[Exercise task]
Find the lines that hold the word "image" and return them.

[Entries shown]
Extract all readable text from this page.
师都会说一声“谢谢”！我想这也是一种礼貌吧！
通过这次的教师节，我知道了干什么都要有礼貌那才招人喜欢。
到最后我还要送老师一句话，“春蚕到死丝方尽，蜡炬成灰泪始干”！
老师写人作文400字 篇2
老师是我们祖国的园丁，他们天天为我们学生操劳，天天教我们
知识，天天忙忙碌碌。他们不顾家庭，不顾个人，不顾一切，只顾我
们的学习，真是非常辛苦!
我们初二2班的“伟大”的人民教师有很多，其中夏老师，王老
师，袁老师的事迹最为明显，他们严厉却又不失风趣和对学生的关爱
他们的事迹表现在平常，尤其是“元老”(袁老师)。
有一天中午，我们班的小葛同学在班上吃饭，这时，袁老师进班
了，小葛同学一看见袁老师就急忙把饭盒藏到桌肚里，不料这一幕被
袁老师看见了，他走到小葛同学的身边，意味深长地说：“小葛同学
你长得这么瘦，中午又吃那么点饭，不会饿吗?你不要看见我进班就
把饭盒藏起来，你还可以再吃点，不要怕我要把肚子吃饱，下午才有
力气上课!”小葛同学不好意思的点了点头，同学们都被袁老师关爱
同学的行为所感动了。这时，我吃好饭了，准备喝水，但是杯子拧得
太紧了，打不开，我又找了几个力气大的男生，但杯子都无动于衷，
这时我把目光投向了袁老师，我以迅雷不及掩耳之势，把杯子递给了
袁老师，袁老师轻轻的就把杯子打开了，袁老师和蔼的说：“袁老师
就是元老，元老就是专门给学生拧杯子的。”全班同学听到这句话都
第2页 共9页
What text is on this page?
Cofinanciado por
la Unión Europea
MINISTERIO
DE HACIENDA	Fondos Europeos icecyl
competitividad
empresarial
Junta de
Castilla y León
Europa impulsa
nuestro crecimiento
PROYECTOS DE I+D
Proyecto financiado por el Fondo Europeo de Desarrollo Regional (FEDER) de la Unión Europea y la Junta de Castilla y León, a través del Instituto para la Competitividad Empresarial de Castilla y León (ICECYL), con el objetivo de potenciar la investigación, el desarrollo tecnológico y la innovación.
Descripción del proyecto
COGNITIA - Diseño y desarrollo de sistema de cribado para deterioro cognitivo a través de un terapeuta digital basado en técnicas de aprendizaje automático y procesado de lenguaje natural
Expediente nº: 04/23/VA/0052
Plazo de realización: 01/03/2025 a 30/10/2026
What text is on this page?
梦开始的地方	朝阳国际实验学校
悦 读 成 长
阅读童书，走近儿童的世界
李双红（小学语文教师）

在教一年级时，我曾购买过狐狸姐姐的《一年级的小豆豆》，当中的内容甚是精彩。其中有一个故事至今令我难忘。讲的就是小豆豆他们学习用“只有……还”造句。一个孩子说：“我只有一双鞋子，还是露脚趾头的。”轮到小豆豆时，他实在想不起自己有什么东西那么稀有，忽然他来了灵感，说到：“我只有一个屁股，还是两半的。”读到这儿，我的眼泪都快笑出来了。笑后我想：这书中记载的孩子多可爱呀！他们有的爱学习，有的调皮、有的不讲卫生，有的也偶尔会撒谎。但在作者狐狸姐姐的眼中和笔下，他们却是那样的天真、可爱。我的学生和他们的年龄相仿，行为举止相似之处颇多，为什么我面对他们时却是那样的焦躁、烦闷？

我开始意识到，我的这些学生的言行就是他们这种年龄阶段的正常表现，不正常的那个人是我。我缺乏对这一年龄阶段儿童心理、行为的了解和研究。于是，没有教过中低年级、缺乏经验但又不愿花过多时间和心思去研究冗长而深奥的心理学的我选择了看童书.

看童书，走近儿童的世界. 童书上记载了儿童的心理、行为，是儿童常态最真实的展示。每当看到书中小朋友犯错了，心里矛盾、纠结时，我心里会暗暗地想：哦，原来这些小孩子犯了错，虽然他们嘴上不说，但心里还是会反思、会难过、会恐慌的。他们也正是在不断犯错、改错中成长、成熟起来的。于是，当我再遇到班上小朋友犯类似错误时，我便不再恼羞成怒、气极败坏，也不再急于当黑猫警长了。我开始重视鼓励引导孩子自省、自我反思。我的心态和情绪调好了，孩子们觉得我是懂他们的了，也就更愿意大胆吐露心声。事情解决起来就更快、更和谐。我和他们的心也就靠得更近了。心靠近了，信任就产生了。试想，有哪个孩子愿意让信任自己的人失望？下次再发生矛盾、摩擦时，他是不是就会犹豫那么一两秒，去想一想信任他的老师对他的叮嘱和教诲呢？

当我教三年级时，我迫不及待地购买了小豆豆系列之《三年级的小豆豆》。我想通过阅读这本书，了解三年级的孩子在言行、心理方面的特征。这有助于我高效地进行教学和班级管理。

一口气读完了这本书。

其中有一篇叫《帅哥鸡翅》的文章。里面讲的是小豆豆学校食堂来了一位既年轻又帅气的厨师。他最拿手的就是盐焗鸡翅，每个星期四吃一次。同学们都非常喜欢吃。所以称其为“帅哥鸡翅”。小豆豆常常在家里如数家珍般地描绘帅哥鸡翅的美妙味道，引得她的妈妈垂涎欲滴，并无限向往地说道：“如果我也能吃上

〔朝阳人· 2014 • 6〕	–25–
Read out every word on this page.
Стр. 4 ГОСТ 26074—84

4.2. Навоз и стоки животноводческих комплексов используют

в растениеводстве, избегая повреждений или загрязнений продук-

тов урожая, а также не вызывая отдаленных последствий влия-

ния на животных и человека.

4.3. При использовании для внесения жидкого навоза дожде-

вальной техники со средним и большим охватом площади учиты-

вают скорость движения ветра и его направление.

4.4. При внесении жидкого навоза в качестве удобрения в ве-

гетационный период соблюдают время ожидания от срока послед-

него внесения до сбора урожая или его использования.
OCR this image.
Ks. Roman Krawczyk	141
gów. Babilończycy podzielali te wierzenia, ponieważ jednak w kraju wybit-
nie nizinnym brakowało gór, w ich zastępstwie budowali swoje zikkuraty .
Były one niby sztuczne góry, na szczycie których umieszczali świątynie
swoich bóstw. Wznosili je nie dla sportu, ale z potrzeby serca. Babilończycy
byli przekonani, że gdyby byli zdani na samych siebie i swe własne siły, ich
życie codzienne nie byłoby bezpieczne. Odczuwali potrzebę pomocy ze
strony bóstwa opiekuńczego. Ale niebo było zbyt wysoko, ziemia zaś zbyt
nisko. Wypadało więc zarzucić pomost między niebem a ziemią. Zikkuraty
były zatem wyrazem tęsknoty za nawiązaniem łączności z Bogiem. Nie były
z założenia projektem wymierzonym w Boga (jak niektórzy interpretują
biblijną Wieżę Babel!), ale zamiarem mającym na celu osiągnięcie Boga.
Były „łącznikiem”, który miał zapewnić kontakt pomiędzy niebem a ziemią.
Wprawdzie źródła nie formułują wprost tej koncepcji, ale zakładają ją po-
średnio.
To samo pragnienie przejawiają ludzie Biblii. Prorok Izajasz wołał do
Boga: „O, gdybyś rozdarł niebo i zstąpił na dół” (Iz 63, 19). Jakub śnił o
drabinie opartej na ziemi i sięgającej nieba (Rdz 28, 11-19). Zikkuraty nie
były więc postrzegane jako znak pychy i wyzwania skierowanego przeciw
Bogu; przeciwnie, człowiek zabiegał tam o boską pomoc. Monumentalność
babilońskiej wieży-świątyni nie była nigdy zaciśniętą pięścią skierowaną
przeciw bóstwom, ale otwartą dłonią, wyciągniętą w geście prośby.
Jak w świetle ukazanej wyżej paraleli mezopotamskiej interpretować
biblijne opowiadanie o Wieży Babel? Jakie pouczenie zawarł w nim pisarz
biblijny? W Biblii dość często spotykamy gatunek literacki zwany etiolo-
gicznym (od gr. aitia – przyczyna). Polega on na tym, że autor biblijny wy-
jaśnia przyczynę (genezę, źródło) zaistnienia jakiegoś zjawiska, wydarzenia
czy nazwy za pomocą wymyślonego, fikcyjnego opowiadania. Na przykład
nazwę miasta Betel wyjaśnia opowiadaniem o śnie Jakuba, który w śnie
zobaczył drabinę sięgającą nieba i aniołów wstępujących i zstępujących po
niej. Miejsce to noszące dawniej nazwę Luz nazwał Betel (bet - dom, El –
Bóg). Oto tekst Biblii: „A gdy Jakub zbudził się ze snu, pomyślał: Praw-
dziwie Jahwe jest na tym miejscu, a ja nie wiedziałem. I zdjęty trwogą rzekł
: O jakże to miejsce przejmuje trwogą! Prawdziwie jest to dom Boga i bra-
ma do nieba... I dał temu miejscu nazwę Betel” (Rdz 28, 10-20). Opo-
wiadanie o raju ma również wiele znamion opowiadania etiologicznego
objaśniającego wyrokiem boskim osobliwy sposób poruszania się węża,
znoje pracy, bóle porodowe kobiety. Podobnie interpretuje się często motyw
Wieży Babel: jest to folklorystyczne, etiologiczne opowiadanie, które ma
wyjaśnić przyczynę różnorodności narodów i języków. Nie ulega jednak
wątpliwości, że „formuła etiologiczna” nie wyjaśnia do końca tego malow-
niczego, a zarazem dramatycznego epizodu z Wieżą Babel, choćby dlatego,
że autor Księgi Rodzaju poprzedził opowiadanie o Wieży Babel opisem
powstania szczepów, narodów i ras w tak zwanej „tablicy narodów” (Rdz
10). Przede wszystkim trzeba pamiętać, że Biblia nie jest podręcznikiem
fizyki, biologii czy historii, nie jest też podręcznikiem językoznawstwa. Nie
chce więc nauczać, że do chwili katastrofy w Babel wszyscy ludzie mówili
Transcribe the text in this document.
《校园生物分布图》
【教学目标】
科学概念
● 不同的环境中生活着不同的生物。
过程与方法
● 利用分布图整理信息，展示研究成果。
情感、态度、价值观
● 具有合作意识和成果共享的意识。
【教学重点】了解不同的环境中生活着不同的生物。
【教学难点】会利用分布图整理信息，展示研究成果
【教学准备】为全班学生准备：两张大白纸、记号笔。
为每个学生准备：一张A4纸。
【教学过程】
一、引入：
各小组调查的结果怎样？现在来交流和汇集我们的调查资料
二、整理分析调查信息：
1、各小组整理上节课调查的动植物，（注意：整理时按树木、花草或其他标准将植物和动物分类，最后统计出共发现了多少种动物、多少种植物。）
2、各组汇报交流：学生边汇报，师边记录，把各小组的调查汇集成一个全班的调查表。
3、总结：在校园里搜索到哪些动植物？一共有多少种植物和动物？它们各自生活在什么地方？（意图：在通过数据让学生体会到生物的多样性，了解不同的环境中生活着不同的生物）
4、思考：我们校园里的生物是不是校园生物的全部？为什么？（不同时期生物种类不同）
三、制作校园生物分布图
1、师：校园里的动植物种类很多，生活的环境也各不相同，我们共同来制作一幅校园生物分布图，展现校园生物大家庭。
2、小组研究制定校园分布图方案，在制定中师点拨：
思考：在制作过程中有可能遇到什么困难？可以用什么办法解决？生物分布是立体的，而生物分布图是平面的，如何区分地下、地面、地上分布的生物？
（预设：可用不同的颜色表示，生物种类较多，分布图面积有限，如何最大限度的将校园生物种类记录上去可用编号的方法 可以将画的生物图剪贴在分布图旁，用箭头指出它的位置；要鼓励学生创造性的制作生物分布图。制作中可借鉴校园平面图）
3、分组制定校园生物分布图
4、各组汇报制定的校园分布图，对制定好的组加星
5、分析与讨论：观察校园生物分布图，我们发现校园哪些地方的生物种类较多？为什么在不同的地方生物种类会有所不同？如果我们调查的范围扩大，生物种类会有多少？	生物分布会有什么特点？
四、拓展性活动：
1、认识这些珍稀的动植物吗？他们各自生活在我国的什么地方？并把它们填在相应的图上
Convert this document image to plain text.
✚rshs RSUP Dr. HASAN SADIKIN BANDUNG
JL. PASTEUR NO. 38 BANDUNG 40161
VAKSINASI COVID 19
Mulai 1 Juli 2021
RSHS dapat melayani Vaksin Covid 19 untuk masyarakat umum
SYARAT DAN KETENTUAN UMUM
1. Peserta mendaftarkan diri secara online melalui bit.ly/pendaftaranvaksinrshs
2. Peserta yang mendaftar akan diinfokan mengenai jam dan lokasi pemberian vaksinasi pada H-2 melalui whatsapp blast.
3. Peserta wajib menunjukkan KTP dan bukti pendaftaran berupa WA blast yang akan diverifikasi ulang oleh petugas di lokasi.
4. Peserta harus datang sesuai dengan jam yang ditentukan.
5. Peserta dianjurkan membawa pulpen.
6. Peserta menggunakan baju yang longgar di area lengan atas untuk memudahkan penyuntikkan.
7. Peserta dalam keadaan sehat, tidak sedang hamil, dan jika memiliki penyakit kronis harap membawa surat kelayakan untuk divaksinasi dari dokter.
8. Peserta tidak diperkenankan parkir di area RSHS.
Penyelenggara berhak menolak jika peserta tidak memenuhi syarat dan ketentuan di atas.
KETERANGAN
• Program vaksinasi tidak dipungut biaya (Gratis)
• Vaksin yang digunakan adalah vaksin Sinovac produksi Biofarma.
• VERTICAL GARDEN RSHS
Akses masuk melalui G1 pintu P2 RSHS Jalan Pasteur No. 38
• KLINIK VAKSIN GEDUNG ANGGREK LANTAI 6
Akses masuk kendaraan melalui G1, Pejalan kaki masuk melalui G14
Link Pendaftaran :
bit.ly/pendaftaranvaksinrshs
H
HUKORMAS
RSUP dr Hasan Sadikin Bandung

[Solution below]
OCR this image.
Convert this document image to plain text.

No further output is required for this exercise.